**SHORT EXERCISE:**
Reproduce all the lines exactly as they stand, apart from the pictures.

**STORED DATA:**

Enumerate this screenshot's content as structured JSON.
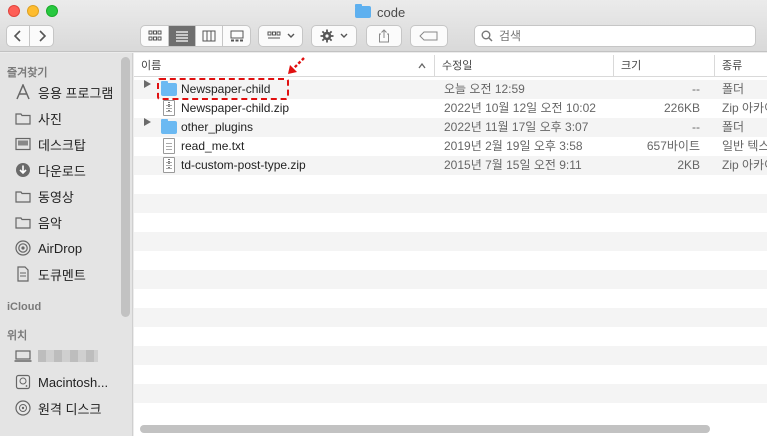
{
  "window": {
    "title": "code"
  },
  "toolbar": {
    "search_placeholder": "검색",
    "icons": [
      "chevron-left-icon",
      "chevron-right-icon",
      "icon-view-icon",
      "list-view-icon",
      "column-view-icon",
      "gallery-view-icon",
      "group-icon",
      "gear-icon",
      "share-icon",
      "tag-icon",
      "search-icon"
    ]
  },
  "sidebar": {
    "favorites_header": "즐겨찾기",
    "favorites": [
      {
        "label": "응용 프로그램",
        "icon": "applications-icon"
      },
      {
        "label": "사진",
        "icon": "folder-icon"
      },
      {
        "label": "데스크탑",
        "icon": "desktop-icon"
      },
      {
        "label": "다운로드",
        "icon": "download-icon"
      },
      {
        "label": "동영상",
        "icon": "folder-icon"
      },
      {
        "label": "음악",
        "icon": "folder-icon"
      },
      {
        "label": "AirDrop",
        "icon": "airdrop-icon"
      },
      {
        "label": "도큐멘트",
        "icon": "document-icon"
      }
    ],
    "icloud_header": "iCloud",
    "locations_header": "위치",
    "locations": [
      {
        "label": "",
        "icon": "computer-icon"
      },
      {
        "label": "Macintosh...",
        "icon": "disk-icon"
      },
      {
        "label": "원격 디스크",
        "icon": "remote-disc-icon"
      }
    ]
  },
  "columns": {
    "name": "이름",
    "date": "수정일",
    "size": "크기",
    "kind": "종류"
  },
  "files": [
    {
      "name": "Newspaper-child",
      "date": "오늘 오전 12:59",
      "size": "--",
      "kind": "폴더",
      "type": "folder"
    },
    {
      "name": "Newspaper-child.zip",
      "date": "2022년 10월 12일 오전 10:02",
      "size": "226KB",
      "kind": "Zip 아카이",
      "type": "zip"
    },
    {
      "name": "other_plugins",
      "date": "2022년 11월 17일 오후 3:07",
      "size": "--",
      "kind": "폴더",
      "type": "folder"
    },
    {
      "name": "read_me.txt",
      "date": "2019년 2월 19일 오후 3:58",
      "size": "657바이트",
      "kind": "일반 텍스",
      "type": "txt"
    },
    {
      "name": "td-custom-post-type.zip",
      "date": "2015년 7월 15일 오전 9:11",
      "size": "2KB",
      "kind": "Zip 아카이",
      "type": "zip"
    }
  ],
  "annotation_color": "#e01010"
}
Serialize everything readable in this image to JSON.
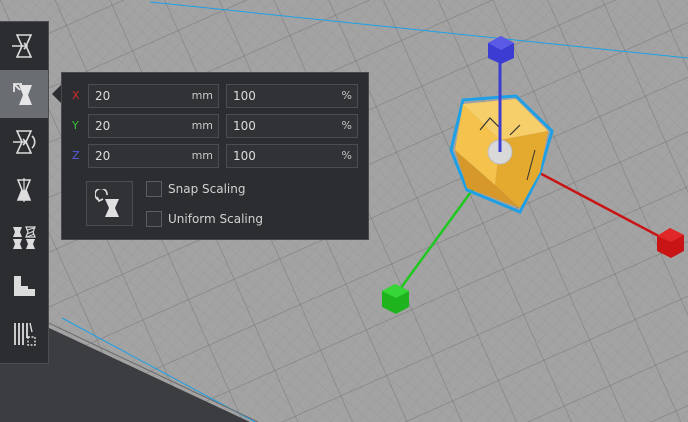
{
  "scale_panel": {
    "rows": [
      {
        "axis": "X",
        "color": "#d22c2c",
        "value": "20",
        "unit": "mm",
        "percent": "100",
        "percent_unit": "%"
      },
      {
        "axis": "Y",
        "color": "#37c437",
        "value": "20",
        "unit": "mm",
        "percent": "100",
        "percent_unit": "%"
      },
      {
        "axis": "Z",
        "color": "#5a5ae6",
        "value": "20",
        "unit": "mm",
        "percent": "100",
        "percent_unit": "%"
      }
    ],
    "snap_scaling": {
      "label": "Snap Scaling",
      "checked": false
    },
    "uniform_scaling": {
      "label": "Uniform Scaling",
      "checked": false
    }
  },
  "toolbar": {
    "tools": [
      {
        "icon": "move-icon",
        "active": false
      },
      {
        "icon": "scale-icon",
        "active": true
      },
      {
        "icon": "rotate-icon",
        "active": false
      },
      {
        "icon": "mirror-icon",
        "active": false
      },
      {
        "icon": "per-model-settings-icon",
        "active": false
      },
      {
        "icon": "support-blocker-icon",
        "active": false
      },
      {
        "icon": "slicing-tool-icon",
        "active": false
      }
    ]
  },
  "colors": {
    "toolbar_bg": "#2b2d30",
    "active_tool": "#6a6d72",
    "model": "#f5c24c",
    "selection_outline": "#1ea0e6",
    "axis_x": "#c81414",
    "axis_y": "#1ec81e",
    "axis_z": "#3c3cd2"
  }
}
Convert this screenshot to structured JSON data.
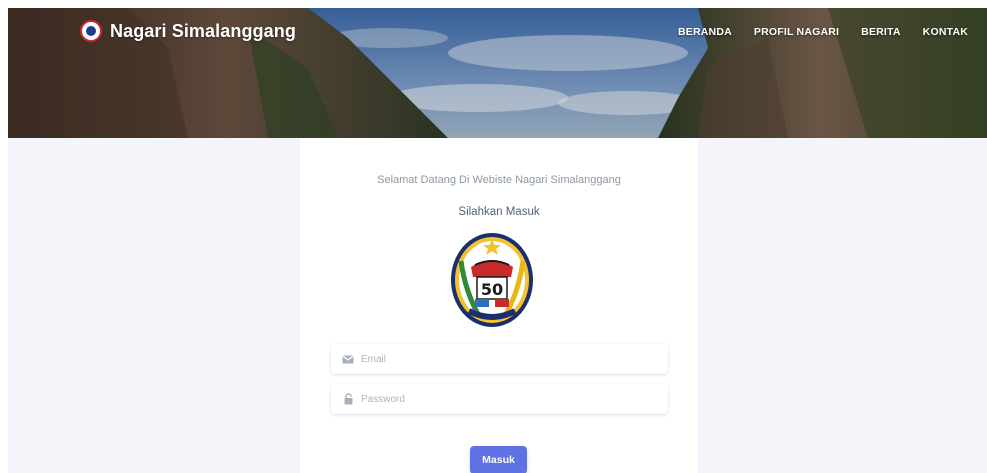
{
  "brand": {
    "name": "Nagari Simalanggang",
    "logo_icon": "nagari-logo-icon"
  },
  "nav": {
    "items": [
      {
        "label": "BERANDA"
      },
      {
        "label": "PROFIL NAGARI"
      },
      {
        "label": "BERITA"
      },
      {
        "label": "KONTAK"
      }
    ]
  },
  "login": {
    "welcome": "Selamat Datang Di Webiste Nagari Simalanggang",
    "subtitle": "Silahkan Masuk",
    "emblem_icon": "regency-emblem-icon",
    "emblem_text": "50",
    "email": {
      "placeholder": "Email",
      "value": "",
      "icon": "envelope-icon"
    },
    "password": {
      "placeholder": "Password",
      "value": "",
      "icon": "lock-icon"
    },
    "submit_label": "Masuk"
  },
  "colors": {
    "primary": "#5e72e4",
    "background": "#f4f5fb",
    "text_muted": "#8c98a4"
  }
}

**ANSWER FOR THIS EXERCISE:**
Enumerate this screenshot's content as structured JSON.
{
  "window": {
    "title": "code"
  },
  "toolbar": {
    "search_placeholder": "검색",
    "icons": [
      "chevron-left-icon",
      "chevron-right-icon",
      "icon-view-icon",
      "list-view-icon",
      "column-view-icon",
      "gallery-view-icon",
      "group-icon",
      "gear-icon",
      "share-icon",
      "tag-icon",
      "search-icon"
    ]
  },
  "sidebar": {
    "favorites_header": "즐겨찾기",
    "favorites": [
      {
        "label": "응용 프로그램",
        "icon": "applications-icon"
      },
      {
        "label": "사진",
        "icon": "folder-icon"
      },
      {
        "label": "데스크탑",
        "icon": "desktop-icon"
      },
      {
        "label": "다운로드",
        "icon": "download-icon"
      },
      {
        "label": "동영상",
        "icon": "folder-icon"
      },
      {
        "label": "음악",
        "icon": "folder-icon"
      },
      {
        "label": "AirDrop",
        "icon": "airdrop-icon"
      },
      {
        "label": "도큐멘트",
        "icon": "document-icon"
      }
    ],
    "icloud_header": "iCloud",
    "locations_header": "위치",
    "locations": [
      {
        "label": "",
        "icon": "computer-icon"
      },
      {
        "label": "Macintosh...",
        "icon": "disk-icon"
      },
      {
        "label": "원격 디스크",
        "icon": "remote-disc-icon"
      }
    ]
  },
  "columns": {
    "name": "이름",
    "date": "수정일",
    "size": "크기",
    "kind": "종류"
  },
  "files": [
    {
      "name": "Newspaper-child",
      "date": "오늘 오전 12:59",
      "size": "--",
      "kind": "폴더",
      "type": "folder"
    },
    {
      "name": "Newspaper-child.zip",
      "date": "2022년 10월 12일 오전 10:02",
      "size": "226KB",
      "kind": "Zip 아카이",
      "type": "zip"
    },
    {
      "name": "other_plugins",
      "date": "2022년 11월 17일 오후 3:07",
      "size": "--",
      "kind": "폴더",
      "type": "folder"
    },
    {
      "name": "read_me.txt",
      "date": "2019년 2월 19일 오후 3:58",
      "size": "657바이트",
      "kind": "일반 텍스",
      "type": "txt"
    },
    {
      "name": "td-custom-post-type.zip",
      "date": "2015년 7월 15일 오전 9:11",
      "size": "2KB",
      "kind": "Zip 아카이",
      "type": "zip"
    }
  ],
  "annotation_color": "#e01010"
}
Serialize everything readable in this image to JSON.
{
  "scale_panel": {
    "rows": [
      {
        "axis": "X",
        "color": "#d22c2c",
        "value": "20",
        "unit": "mm",
        "percent": "100",
        "percent_unit": "%"
      },
      {
        "axis": "Y",
        "color": "#37c437",
        "value": "20",
        "unit": "mm",
        "percent": "100",
        "percent_unit": "%"
      },
      {
        "axis": "Z",
        "color": "#5a5ae6",
        "value": "20",
        "unit": "mm",
        "percent": "100",
        "percent_unit": "%"
      }
    ],
    "snap_scaling": {
      "label": "Snap Scaling",
      "checked": false
    },
    "uniform_scaling": {
      "label": "Uniform Scaling",
      "checked": false
    }
  },
  "toolbar": {
    "tools": [
      {
        "icon": "move-icon",
        "active": false
      },
      {
        "icon": "scale-icon",
        "active": true
      },
      {
        "icon": "rotate-icon",
        "active": false
      },
      {
        "icon": "mirror-icon",
        "active": false
      },
      {
        "icon": "per-model-settings-icon",
        "active": false
      },
      {
        "icon": "support-blocker-icon",
        "active": false
      },
      {
        "icon": "slicing-tool-icon",
        "active": false
      }
    ]
  },
  "colors": {
    "toolbar_bg": "#2b2d30",
    "active_tool": "#6a6d72",
    "model": "#f5c24c",
    "selection_outline": "#1ea0e6",
    "axis_x": "#c81414",
    "axis_y": "#1ec81e",
    "axis_z": "#3c3cd2"
  }
}
Convert this screenshot to structured JSON data.
{
  "brand": {
    "name": "Nagari Simalanggang",
    "logo_icon": "nagari-logo-icon"
  },
  "nav": {
    "items": [
      {
        "label": "BERANDA"
      },
      {
        "label": "PROFIL NAGARI"
      },
      {
        "label": "BERITA"
      },
      {
        "label": "KONTAK"
      }
    ]
  },
  "login": {
    "welcome": "Selamat Datang Di Webiste Nagari Simalanggang",
    "subtitle": "Silahkan Masuk",
    "emblem_icon": "regency-emblem-icon",
    "emblem_text": "50",
    "email": {
      "placeholder": "Email",
      "value": "",
      "icon": "envelope-icon"
    },
    "password": {
      "placeholder": "Password",
      "value": "",
      "icon": "lock-icon"
    },
    "submit_label": "Masuk"
  },
  "colors": {
    "primary": "#5e72e4",
    "background": "#f4f5fb",
    "text_muted": "#8c98a4"
  }
}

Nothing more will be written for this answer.